* Task goal
Output the material below in its entirety, exactly as given.

* Given entries
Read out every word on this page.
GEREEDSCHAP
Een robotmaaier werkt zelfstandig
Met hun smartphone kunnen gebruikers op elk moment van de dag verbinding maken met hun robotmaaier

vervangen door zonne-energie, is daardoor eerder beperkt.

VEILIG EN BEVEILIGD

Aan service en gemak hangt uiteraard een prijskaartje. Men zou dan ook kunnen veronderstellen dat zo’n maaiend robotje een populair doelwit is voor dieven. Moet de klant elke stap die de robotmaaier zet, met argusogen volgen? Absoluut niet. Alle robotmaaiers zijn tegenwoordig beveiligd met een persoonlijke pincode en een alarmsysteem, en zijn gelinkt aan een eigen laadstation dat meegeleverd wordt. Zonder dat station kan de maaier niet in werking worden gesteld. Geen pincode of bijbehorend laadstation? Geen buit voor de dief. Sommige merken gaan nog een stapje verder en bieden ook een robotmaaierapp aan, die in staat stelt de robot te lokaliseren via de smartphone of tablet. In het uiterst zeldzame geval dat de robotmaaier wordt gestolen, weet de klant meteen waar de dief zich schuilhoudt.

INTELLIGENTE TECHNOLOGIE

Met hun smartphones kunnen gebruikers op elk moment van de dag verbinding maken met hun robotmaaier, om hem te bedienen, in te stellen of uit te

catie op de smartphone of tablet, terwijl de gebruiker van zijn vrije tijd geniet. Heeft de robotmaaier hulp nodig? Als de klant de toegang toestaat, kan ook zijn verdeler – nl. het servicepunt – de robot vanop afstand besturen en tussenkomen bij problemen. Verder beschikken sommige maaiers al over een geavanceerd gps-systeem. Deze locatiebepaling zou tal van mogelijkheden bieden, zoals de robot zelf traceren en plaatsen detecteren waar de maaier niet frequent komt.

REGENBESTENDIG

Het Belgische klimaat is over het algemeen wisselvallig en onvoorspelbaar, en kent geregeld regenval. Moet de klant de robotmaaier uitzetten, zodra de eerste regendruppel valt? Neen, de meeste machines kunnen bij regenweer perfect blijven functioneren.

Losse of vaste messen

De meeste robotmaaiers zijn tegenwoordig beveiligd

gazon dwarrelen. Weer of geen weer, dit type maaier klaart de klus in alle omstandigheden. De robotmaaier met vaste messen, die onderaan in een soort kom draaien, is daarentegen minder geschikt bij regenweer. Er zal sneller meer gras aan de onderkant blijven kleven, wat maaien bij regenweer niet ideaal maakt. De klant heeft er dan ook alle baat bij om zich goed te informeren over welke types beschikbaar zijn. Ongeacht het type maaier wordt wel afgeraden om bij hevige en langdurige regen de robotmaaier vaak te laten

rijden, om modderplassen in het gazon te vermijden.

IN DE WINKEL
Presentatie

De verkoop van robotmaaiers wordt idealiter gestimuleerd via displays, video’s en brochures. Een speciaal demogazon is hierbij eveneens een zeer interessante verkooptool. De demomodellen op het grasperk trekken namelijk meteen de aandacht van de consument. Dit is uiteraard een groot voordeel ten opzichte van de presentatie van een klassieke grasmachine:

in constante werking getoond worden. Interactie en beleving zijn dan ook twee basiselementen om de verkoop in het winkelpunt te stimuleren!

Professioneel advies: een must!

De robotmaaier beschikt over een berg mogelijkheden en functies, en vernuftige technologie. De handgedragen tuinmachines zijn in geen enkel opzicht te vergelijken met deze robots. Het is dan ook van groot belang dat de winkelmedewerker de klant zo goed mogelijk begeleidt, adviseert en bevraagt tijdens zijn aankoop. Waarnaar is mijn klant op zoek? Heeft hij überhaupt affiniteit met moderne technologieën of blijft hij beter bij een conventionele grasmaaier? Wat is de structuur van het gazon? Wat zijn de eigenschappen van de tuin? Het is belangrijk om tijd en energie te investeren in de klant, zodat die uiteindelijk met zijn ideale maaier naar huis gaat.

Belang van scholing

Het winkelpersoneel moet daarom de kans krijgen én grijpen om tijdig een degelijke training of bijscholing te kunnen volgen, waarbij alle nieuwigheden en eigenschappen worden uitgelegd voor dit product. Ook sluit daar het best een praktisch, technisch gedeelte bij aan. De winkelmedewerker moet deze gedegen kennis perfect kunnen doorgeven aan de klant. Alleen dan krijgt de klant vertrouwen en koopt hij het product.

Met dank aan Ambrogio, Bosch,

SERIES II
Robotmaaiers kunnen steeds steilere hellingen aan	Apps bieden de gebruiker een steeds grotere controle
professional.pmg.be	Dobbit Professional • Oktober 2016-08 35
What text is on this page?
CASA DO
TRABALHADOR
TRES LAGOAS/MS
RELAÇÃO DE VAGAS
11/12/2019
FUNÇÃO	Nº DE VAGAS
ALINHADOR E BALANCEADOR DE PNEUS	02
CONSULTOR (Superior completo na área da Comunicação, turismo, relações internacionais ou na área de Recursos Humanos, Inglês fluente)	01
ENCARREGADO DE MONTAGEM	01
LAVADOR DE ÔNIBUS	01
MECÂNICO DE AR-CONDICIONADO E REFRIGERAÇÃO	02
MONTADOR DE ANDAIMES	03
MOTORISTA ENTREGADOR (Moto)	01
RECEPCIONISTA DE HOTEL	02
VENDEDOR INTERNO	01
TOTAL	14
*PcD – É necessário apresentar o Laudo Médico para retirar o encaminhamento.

* Solution to the exercise
Read out every word on this page.
GEREEDSCHAP
Een robotmaaier werkt zelfstandig
Met hun smartphone kunnen gebruikers op elk moment van de dag verbinding maken met hun robotmaaier

vervangen door zonne-energie, is daardoor eerder beperkt.

VEILIG EN BEVEILIGD

Aan service en gemak hangt uiteraard een prijskaartje. Men zou dan ook kunnen veronderstellen dat zo’n maaiend robotje een populair doelwit is voor dieven. Moet de klant elke stap die de robotmaaier zet, met argusogen volgen? Absoluut niet. Alle robotmaaiers zijn tegenwoordig beveiligd met een persoonlijke pincode en een alarmsysteem, en zijn gelinkt aan een eigen laadstation dat meegeleverd wordt. Zonder dat station kan de maaier niet in werking worden gesteld. Geen pincode of bijbehorend laadstation? Geen buit voor de dief. Sommige merken gaan nog een stapje verder en bieden ook een robotmaaierapp aan, die in staat stelt de robot te lokaliseren via de smartphone of tablet. In het uiterst zeldzame geval dat de robotmaaier wordt gestolen, weet de klant meteen waar de dief zich schuilhoudt.

INTELLIGENTE TECHNOLOGIE

Met hun smartphones kunnen gebruikers op elk moment van de dag verbinding maken met hun robotmaaier, om hem te bedienen, in te stellen of uit te

catie op de smartphone of tablet, terwijl de gebruiker van zijn vrije tijd geniet. Heeft de robotmaaier hulp nodig? Als de klant de toegang toestaat, kan ook zijn verdeler – nl. het servicepunt – de robot vanop afstand besturen en tussenkomen bij problemen. Verder beschikken sommige maaiers al over een geavanceerd gps-systeem. Deze locatiebepaling zou tal van mogelijkheden bieden, zoals de robot zelf traceren en plaatsen detecteren waar de maaier niet frequent komt.

REGENBESTENDIG

Het Belgische klimaat is over het algemeen wisselvallig en onvoorspelbaar, en kent geregeld regenval. Moet de klant de robotmaaier uitzetten, zodra de eerste regendruppel valt? Neen, de meeste machines kunnen bij regenweer perfect blijven functioneren.

Losse of vaste messen

De meeste robotmaaiers zijn tegenwoordig beveiligd

gazon dwarrelen. Weer of geen weer, dit type maaier klaart de klus in alle omstandigheden. De robotmaaier met vaste messen, die onderaan in een soort kom draaien, is daarentegen minder geschikt bij regenweer. Er zal sneller meer gras aan de onderkant blijven kleven, wat maaien bij regenweer niet ideaal maakt. De klant heeft er dan ook alle baat bij om zich goed te informeren over welke types beschikbaar zijn. Ongeacht het type maaier wordt wel afgeraden om bij hevige en langdurige regen de robotmaaier vaak te laten

rijden, om modderplassen in het gazon te vermijden.

IN DE WINKEL
Presentatie

De verkoop van robotmaaiers wordt idealiter gestimuleerd via displays, video’s en brochures. Een speciaal demogazon is hierbij eveneens een zeer interessante verkooptool. De demomodellen op het grasperk trekken namelijk meteen de aandacht van de consument. Dit is uiteraard een groot voordeel ten opzichte van de presentatie van een klassieke grasmachine:

in constante werking getoond worden. Interactie en beleving zijn dan ook twee basiselementen om de verkoop in het winkelpunt te stimuleren!

Professioneel advies: een must!

De robotmaaier beschikt over een berg mogelijkheden en functies, en vernuftige technologie. De handgedragen tuinmachines zijn in geen enkel opzicht te vergelijken met deze robots. Het is dan ook van groot belang dat de winkelmedewerker de klant zo goed mogelijk begeleidt, adviseert en bevraagt tijdens zijn aankoop. Waarnaar is mijn klant op zoek? Heeft hij überhaupt affiniteit met moderne technologieën of blijft hij beter bij een conventionele grasmaaier? Wat is de structuur van het gazon? Wat zijn de eigenschappen van de tuin? Het is belangrijk om tijd en energie te investeren in de klant, zodat die uiteindelijk met zijn ideale maaier naar huis gaat.

Belang van scholing

Het winkelpersoneel moet daarom de kans krijgen én grijpen om tijdig een degelijke training of bijscholing te kunnen volgen, waarbij alle nieuwigheden en eigenschappen worden uitgelegd voor dit product. Ook sluit daar het best een praktisch, technisch gedeelte bij aan. De winkelmedewerker moet deze gedegen kennis perfect kunnen doorgeven aan de klant. Alleen dan krijgt de klant vertrouwen en koopt hij het product.

Met dank aan Ambrogio, Bosch,

SERIES II
Robotmaaiers kunnen steeds steilere hellingen aan	Apps bieden de gebruiker een steeds grotere controle
professional.pmg.be	Dobbit Professional • Oktober 2016-08 35
What text is on this page?
CASA DO
TRABALHADOR
TRES LAGOAS/MS
RELAÇÃO DE VAGAS
11/12/2019
FUNÇÃO	Nº DE VAGAS
ALINHADOR E BALANCEADOR DE PNEUS	02
CONSULTOR (Superior completo na área da Comunicação, turismo, relações internacionais ou na área de Recursos Humanos, Inglês fluente)	01
ENCARREGADO DE MONTAGEM	01
LAVADOR DE ÔNIBUS	01
MECÂNICO DE AR-CONDICIONADO E REFRIGERAÇÃO	02
MONTADOR DE ANDAIMES	03
MOTORISTA ENTREGADOR (Moto)	01
RECEPCIONISTA DE HOTEL	02
VENDEDOR INTERNO	01
TOTAL	14
*PcD – É necessário apresentar o Laudo Médico para retirar o encaminhamento.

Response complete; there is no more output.